-- Start RAW DATA --

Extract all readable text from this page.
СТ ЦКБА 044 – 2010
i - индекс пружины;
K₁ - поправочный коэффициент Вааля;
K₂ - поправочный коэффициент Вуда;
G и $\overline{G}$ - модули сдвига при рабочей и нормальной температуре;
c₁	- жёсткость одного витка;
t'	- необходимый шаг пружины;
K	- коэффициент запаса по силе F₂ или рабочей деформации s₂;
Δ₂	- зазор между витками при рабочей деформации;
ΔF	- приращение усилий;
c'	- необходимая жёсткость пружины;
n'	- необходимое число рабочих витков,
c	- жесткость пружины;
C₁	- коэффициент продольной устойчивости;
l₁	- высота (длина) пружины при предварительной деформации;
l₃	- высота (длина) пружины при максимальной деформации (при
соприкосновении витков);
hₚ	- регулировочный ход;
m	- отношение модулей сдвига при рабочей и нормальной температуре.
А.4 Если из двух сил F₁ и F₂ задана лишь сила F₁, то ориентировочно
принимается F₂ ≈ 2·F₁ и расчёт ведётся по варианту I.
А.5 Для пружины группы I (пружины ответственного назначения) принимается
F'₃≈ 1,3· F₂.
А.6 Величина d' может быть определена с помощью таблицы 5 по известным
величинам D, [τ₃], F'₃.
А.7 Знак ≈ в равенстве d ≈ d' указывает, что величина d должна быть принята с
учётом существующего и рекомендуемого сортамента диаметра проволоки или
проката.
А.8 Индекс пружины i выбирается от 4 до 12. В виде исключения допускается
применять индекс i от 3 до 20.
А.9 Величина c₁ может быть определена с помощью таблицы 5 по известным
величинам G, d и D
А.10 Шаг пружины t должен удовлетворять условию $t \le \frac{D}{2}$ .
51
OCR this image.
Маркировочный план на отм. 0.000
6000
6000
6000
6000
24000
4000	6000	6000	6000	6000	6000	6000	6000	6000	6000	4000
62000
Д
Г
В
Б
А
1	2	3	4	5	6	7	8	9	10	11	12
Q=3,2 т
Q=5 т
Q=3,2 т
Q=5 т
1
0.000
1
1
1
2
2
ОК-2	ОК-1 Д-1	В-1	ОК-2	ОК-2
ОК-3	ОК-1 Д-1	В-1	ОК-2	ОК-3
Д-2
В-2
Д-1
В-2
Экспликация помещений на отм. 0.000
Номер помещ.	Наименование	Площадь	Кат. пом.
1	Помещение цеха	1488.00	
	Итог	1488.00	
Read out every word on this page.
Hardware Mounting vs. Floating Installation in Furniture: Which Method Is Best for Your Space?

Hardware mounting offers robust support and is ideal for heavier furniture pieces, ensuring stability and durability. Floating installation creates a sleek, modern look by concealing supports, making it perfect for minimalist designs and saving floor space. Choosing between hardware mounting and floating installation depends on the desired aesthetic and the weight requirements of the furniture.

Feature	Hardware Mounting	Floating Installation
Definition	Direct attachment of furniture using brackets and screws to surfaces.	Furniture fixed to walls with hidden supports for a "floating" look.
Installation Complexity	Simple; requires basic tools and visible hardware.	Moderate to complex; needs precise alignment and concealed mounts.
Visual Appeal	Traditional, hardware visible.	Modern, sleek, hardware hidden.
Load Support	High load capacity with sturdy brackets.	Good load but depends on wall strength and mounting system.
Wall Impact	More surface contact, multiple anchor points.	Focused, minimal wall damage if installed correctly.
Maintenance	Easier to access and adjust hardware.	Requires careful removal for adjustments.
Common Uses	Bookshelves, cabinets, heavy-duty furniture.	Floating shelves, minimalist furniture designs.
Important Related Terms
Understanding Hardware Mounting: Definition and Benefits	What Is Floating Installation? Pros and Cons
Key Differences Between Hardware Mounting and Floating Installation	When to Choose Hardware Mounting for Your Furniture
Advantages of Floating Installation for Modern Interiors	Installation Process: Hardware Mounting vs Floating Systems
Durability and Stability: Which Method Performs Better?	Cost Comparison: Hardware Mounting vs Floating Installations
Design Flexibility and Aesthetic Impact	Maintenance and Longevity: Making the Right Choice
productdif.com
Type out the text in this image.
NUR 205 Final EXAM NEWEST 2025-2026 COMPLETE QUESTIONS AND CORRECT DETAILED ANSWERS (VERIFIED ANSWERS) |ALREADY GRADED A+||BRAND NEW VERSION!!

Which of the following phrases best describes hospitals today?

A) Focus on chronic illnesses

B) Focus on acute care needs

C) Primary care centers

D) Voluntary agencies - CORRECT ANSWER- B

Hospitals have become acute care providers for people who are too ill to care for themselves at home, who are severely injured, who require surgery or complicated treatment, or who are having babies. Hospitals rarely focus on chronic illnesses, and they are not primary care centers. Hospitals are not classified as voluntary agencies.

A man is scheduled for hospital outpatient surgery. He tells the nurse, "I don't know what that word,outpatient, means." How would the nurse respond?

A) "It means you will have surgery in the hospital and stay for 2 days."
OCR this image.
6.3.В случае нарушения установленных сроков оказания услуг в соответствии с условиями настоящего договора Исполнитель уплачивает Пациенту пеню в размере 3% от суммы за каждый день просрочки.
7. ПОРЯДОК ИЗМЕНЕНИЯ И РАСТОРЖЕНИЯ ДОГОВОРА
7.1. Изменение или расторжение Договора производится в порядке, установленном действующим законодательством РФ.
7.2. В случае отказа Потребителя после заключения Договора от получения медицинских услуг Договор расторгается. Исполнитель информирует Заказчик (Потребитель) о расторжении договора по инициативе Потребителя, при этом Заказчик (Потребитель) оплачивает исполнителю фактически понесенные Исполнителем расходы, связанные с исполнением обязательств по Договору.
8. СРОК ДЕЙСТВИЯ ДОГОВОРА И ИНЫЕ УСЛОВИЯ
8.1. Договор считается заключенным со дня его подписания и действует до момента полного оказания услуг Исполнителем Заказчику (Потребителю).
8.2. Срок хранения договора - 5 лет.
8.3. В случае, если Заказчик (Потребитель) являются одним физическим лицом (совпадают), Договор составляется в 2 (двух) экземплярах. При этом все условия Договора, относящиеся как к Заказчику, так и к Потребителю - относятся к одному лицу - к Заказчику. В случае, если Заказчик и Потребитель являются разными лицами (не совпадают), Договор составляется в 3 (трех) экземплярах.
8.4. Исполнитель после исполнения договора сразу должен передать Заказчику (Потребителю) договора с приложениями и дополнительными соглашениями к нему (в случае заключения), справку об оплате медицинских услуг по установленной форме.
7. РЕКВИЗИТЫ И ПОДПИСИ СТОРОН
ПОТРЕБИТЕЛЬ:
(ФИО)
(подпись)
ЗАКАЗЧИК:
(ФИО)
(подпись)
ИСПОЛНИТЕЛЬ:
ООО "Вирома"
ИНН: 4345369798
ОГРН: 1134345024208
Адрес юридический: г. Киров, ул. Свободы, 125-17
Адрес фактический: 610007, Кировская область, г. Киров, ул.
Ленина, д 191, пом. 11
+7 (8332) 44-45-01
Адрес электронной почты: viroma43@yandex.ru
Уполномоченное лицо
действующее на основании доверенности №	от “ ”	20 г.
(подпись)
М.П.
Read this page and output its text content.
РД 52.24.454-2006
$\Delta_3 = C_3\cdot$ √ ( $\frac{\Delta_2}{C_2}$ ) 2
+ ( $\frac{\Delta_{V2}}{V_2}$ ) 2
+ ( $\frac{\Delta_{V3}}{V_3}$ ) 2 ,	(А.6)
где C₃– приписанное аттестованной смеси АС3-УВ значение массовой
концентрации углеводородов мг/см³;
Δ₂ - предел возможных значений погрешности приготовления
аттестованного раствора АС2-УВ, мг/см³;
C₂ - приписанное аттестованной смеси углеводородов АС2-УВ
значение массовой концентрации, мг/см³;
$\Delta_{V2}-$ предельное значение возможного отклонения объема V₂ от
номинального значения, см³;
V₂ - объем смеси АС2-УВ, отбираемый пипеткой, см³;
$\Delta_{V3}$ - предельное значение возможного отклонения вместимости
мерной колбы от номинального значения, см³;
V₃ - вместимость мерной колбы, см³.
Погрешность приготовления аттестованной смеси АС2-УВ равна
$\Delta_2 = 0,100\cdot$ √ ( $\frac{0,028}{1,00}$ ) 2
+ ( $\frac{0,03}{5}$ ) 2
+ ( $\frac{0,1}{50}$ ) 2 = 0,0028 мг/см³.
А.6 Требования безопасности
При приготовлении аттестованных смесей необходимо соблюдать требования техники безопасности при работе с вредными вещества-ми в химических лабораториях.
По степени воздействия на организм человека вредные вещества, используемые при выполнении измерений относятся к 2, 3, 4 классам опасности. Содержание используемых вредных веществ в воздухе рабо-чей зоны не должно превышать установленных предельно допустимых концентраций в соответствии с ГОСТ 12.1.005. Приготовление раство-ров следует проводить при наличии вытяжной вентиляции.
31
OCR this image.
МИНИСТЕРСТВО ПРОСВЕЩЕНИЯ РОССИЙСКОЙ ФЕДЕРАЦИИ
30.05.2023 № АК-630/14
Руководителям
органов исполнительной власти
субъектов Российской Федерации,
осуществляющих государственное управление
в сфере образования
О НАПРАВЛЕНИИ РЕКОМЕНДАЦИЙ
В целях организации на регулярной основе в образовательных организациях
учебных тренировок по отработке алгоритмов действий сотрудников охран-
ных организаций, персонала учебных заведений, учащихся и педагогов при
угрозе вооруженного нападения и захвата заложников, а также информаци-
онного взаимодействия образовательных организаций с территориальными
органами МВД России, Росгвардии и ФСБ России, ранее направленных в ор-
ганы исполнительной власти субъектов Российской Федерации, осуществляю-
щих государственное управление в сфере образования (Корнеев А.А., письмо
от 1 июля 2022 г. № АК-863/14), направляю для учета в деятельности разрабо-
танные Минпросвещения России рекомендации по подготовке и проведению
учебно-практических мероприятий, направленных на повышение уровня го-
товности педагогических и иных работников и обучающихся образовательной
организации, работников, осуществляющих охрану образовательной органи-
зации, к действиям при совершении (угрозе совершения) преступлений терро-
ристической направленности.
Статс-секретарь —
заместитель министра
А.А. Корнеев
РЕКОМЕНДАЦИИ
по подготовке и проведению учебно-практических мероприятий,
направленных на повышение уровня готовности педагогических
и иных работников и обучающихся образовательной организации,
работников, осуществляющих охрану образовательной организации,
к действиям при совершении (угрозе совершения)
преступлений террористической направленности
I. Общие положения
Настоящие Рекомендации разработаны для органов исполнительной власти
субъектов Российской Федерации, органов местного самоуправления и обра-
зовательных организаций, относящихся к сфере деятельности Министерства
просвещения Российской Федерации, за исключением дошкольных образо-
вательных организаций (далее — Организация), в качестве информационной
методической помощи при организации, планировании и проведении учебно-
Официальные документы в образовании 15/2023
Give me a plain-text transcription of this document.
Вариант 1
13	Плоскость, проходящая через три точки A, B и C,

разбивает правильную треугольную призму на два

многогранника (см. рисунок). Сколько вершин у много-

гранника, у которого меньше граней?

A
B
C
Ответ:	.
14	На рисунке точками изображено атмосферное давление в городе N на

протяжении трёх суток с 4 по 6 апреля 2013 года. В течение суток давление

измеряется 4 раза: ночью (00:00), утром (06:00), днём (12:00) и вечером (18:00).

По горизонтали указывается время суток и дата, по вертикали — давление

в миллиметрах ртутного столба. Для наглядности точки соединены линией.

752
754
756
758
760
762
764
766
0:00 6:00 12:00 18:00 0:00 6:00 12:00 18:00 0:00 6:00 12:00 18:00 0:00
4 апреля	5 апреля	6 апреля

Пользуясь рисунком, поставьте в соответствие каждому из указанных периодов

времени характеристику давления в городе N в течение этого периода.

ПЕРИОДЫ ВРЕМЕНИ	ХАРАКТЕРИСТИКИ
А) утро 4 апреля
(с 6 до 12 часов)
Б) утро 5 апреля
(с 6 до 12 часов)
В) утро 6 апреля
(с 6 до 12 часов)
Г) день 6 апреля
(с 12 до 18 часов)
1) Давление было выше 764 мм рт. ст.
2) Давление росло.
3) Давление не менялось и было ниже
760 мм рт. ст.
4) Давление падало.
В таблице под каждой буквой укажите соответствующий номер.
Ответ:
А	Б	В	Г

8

-- End RAW DATA --

* WHAT IS NEEDED
Give the number of lines in the entries that include the string "точки", and nothing more.

* WRITTEN SOLUTION
2